A run of records:
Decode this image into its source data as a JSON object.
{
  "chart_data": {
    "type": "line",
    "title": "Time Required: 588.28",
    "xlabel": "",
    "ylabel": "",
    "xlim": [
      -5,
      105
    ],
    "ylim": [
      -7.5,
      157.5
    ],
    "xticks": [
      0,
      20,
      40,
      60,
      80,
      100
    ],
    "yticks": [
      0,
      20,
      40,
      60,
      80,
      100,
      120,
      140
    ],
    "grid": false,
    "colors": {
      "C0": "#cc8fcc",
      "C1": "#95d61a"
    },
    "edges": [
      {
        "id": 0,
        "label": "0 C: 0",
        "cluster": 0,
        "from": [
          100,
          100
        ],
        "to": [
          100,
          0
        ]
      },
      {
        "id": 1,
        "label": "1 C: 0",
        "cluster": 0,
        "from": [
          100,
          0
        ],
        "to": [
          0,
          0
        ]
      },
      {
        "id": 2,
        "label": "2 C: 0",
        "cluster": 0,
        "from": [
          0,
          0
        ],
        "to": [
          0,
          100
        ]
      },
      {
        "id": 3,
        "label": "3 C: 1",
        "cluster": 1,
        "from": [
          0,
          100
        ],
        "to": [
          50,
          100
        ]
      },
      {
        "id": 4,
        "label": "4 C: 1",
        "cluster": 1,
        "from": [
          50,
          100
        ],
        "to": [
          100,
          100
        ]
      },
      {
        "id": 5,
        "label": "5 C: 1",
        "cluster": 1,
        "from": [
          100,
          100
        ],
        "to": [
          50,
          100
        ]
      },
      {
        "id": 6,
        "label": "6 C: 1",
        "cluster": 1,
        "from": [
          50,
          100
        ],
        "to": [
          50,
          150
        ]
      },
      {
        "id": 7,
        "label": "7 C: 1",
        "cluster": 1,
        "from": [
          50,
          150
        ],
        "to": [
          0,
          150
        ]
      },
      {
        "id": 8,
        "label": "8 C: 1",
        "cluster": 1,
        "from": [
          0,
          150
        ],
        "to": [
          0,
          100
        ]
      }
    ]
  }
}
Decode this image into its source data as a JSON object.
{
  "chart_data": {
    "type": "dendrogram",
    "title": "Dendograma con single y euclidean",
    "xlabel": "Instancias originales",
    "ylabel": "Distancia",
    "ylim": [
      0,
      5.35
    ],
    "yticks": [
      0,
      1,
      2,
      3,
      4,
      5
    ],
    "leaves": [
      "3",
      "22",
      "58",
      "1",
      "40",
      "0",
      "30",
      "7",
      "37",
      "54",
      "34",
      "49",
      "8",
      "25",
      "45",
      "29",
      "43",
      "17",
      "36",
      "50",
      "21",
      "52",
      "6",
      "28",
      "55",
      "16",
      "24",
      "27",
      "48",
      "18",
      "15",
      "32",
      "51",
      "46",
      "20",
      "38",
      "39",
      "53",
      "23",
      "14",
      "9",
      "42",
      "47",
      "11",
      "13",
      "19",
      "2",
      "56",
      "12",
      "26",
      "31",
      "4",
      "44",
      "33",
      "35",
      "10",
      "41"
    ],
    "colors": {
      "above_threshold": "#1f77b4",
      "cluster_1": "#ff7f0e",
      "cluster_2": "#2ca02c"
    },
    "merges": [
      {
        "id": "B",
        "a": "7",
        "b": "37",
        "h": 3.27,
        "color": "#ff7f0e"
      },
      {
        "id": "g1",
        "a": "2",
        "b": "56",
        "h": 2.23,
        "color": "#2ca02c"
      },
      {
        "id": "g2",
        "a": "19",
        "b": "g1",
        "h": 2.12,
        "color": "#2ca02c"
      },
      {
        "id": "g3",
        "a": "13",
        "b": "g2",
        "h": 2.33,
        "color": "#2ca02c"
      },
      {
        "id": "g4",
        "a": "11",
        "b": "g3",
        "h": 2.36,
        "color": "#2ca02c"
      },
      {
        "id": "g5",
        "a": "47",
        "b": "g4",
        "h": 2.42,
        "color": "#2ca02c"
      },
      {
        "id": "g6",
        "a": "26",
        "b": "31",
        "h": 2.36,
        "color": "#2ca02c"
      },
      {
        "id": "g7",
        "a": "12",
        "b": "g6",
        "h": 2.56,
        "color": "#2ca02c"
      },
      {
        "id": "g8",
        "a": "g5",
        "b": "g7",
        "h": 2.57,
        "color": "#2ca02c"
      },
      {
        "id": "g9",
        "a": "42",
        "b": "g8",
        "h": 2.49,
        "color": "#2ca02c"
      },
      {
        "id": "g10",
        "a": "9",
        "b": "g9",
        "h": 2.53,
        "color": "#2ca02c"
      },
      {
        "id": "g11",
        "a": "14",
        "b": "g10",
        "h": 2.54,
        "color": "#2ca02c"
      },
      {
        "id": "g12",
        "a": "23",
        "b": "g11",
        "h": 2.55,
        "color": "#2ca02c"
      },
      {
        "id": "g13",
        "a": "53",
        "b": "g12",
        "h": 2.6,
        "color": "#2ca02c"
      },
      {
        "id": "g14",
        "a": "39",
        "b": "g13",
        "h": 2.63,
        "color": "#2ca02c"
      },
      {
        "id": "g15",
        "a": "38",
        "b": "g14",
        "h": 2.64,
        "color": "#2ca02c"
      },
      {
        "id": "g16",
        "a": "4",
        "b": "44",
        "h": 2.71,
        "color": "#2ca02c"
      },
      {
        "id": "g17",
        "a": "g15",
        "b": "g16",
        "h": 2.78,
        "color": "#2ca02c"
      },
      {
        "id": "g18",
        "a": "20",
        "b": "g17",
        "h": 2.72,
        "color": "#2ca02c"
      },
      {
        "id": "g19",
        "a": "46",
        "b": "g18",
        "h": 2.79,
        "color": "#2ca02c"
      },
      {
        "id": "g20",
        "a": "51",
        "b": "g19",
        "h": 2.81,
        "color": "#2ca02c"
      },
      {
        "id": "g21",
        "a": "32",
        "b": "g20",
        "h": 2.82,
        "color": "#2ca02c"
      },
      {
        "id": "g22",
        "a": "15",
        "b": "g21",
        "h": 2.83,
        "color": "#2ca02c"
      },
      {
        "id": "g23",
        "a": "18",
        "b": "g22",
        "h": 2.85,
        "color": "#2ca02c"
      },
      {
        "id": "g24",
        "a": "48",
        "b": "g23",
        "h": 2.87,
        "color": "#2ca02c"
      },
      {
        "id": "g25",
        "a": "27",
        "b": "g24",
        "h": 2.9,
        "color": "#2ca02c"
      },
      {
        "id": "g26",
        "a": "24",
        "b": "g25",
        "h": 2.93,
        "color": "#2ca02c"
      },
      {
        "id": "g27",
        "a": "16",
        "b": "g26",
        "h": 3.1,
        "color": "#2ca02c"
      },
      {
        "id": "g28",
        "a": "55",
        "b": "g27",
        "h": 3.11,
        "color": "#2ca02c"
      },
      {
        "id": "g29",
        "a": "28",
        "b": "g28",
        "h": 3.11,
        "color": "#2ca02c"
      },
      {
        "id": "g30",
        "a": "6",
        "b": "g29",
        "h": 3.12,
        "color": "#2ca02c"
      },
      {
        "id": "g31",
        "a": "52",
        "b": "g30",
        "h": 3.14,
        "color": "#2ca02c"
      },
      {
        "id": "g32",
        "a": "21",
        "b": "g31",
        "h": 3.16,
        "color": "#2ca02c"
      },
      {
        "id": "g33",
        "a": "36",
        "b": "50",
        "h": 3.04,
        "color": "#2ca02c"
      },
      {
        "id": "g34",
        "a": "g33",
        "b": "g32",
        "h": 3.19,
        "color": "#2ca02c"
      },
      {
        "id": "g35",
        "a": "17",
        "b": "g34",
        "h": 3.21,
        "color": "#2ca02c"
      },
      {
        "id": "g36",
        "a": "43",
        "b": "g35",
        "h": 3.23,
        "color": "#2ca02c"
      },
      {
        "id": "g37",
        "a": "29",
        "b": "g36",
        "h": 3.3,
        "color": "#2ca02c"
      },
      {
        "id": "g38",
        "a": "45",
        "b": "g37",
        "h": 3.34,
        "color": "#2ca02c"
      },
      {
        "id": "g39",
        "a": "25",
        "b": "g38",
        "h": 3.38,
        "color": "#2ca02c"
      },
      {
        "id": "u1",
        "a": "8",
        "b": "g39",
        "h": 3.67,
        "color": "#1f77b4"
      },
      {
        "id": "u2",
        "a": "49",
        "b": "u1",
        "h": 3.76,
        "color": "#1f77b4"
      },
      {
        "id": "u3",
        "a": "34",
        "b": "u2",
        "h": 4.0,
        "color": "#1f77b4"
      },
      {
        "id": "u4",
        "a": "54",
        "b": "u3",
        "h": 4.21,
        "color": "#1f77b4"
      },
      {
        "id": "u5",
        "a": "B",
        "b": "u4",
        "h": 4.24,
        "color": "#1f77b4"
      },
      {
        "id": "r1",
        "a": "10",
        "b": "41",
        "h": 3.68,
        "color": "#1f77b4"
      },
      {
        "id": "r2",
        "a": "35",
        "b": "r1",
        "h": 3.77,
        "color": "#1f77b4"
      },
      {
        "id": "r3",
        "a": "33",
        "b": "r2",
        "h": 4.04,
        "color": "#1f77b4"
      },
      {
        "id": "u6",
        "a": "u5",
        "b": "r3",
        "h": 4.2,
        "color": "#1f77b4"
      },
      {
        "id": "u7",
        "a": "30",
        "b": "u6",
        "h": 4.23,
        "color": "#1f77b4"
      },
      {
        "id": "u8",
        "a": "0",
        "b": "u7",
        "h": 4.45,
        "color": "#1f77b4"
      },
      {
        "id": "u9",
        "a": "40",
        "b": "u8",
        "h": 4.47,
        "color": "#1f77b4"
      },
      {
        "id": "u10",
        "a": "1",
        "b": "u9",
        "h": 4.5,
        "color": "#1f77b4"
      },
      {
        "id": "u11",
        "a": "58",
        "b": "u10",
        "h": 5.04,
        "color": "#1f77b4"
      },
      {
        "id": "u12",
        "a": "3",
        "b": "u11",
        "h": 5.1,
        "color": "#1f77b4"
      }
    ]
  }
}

Problem statement :: Copy all lines from the data that hold the word "title".

Result below ::
    "title": "Time Required: 588.28",
    "title": "Dendograma con single y euclidean",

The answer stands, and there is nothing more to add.